Work instructions
Which lines hold the word "Dolewethlan"? Copy each of them.

* start *

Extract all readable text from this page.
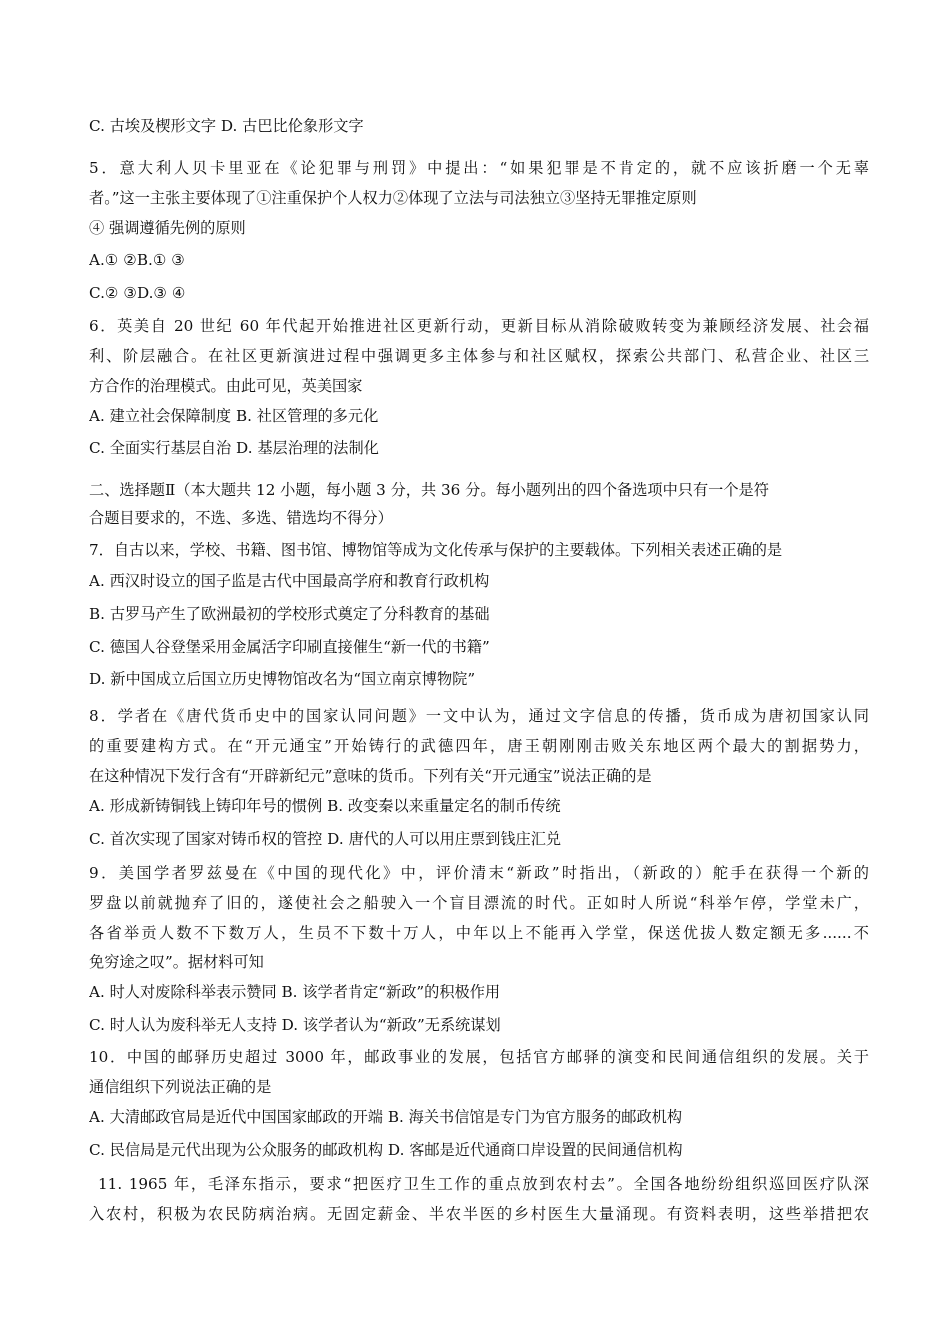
C. 古埃及楔形文字 D. 古巴比伦象形文字
5．意大利人贝卡里亚在《论犯罪与刑罚》中提出：“如果犯罪是不肯定的，就不应该折磨一个无辜
者。”这一主张主要体现了①注重保护个人权力②体现了立法与司法独立③坚持无罪推定原则
④ 强调遵循先例的原则
A.① ②B.① ③
C.② ③D.③ ④
6．英美自 20 世纪 60 年代起开始推进社区更新行动，更新目标从消除破败转变为兼顾经济发展、社会福
利、阶层融合。在社区更新演进过程中强调更多主体参与和社区赋权，探索公共部门、私营企业、社区三
方合作的治理模式。由此可见，英美国家
A. 建立社会保障制度 B. 社区管理的多元化
C. 全面实行基层自治 D. 基层治理的法制化
二、选择题Ⅱ（本大题共 12 小题，每小题 3 分，共 36 分。每小题列出的四个备选项中只有一个是符
合题目要求的，不选、多选、错选均不得分）
7．自古以来，学校、书籍、图书馆、博物馆等成为文化传承与保护的主要载体。下列相关表述正确的是
A. 西汉时设立的国子监是古代中国最高学府和教育行政机构
B. 古罗马产生了欧洲最初的学校形式奠定了分科教育的基础
C. 德国人谷登堡采用金属活字印刷直接催生“新一代的书籍”
D. 新中国成立后国立历史博物馆改名为“国立南京博物院”
8．学者在《唐代货币史中的国家认同问题》一文中认为，通过文字信息的传播，货币成为唐初国家认同
的重要建构方式。在“开元通宝”开始铸行的武德四年，唐王朝刚刚击败关东地区两个最大的割据势力，
在这种情况下发行含有“开辟新纪元”意味的货币。下列有关“开元通宝”说法正确的是
A. 形成新铸铜钱上铸印年号的惯例 B. 改变秦以来重量定名的制币传统
C. 首次实现了国家对铸币权的管控 D. 唐代的人可以用庄票到钱庄汇兑
9．美国学者罗兹曼在《中国的现代化》中，评价清末“新政”时指出，（新政的）舵手在获得一个新的
罗盘以前就抛弃了旧的，遂使社会之船驶入一个盲目漂流的时代。正如时人所说“科举乍停，学堂未广，
各省举贡人数不下数万人，生员不下数十万人，中年以上不能再入学堂，保送优拔人数定额无多......不
免穷途之叹”。据材料可知
A. 时人对废除科举表示赞同 B. 该学者肯定“新政”的积极作用
C. 时人认为废科举无人支持 D. 该学者认为“新政”无系统谋划
10．中国的邮驿历史超过 3000 年，邮政事业的发展，包括官方邮驿的演变和民间通信组织的发展。关于
通信组织下列说法正确的是
A. 大清邮政官局是近代中国国家邮政的开端 B. 海关书信馆是专门为官方服务的邮政机构
C. 民信局是元代出现为公众服务的邮政机构 D. 客邮是近代通商口岸设置的民间通信机构
11. 1965 年，毛泽东指示，要求“把医疗卫生工作的重点放到农村去”。全国各地纷纷组织巡回医疗队深
入农村，积极为农民防病治病。无固定薪金、半农半医的乡村医生大量涌现。有资料表明，这些举措把农
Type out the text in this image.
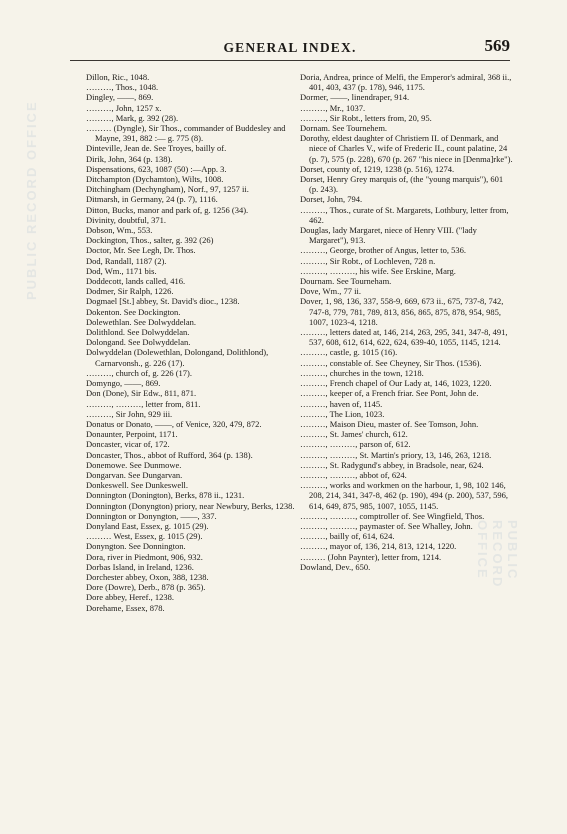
GENERAL INDEX.	569
PUBLIC RECORD OFFICE
PUBLIC RECORD OFFICE
Dillon, Ric., 1048.
………, Thos., 1048.
Dingley, ——, 869.
………, John, 1257 x.
………, Mark, g. 392 (28).
……… (Dyngle), Sir Thos., commander of Buddesley and Mayne, 391, 882 :— g. 775 (8).
Dinteville, Jean de. See Troyes, bailly of.
Dirik, John, 364 (p. 138).
Dispensations, 623, 1087 (50) :—App. 3.
Ditchampton (Dychamton), Wilts, 1008.
Ditchingham (Dechyngham), Norf., 97, 1257 ii.
Ditmarsh, in Germany, 24 (p. 7), 1116.
Ditton, Bucks, manor and park of, g. 1256 (34).
Divinity, doubtful, 371.
Dobson, Wm., 553.
Dockington, Thos., salter, g. 392 (26)
Doctor, Mr. See Legh, Dr. Thos.
Dod, Randall, 1187 (2).
Dod, Wm., 1171 bis.
Doddecott, lands called, 416.
Dodmer, Sir Ralph, 1226.
Dogmael [St.] abbey, St. David's dioc., 1238.
Dokenton. See Dockington.
Dolewethlan. See Dolwyddelan.
Dolithlond. See Dolwyddelan.
Dolongand. See Dolwyddelan.
Dolwyddelan (Dolewethlan, Dolongand, Dolithlond), Carnarvonsh., g. 226 (17).
………, church of, g. 226 (17).
Domyngo, ——, 869.
Don (Done), Sir Edw., 811, 871.
………, ………, letter from, 811.
………, Sir John, 929 iii.
Donatus or Donato, ——, of Venice, 320, 479, 872.
Donaunter, Perpoint, 1171.
Doncaster, vicar of, 172.
Doncaster, Thos., abbot of Rufford, 364 (p. 138).
Donemowe. See Dunmowe.
Dongarvan. See Dungarvan.
Donkeswell. See Dunkeswell.
Donnington (Donington), Berks, 878 ii., 1231.
Donnington (Donyngton) priory, near Newbury, Berks, 1238.
Donnington or Donyngton, ——, 337.
Donyland East, Essex, g. 1015 (29).
……… West, Essex, g. 1015 (29).
Donyngton. See Donnington.
Dora, river in Piedmont, 906, 932.
Dorbas Island, in Ireland, 1236.
Dorchester abbey, Oxon, 388, 1238.
Dore (Dowre), Derb., 878 (p. 365).
Dore abbey, Heref., 1238.
Dorehame, Essex, 878.
Doria, Andrea, prince of Melfi, the Emperor's admiral, 368 ii., 401, 403, 437 (p. 178), 946, 1175.
Dormer, ——, linendraper, 914.
………, Mr., 1037.
………, Sir Robt., letters from, 20, 95.
Dornam. See Tournehem.
Dorothy, eldest daughter of Christiern II. of Denmark, and niece of Charles V., wife of Frederic II., count palatine, 24 (p. 7), 575 (p. 228), 670 (p. 267 "his niece in [Denma]rke").
Dorset, county of, 1219, 1238 (p. 516), 1274.
Dorset, Henry Grey marquis of, (the "young marquis"), 601 (p. 243).
Dorset, John, 794.
………, Thos., curate of St. Margarets, Lothbury, letter from, 462.
Douglas, lady Margaret, niece of Henry VIII. ("lady Margaret"), 913.
………, George, brother of Angus, letter to, 536.
………, Sir Robt., of Lochleven, 728 n.
………, ………, his wife. See Erskine, Marg.
Dournam. See Tourneham.
Dove, Wm., 77 ii.
Dover, 1, 98, 136, 337, 558-9, 669, 673 ii., 675, 737-8, 742, 747-8, 779, 781, 789, 813, 856, 865, 875, 878, 954, 985, 1007, 1023-4, 1218.
………, letters dated at, 146, 214, 263, 295, 341, 347-8, 491, 537, 608, 612, 614, 622, 624, 639-40, 1055, 1145, 1214.
………, castle, g. 1015 (16).
………, constable of. See Cheyney, Sir Thos. (1536).
………, churches in the town, 1218.
………, French chapel of Our Lady at, 146, 1023, 1220.
………, keeper of, a French friar. See Pont, John de.
………, haven of, 1145.
………, The Lion, 1023.
………, Maison Dieu, master of. See Tomson, John.
………, St. James' church, 612.
………, ………, parson of, 612.
………, ………, St. Martin's priory, 13, 146, 263, 1218.
………, St. Radygund's abbey, in Bradsole, near, 624.
………, ………, abbot of, 624.
………, works and workmen on the harbour, 1, 98, 102 146, 208, 214, 341, 347-8, 462 (p. 190), 494 (p. 200), 537, 596, 614, 649, 875, 985, 1007, 1055, 1145.
………, ………, comptroller of. See Wingfield, Thos.
………, ………, paymaster of. See Whalley, John.
………, bailly of, 614, 624.
………, mayor of, 136, 214, 813, 1214, 1220.
……… (John Paynter), letter from, 1214.
Dowland, Dev., 650.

* end *

Correct output
Dolewethlan. See Dolwyddelan.
Dolwyddelan (Dolewethlan, Dolongand, Dolithlond), Carnarvonsh., g. 226 (17).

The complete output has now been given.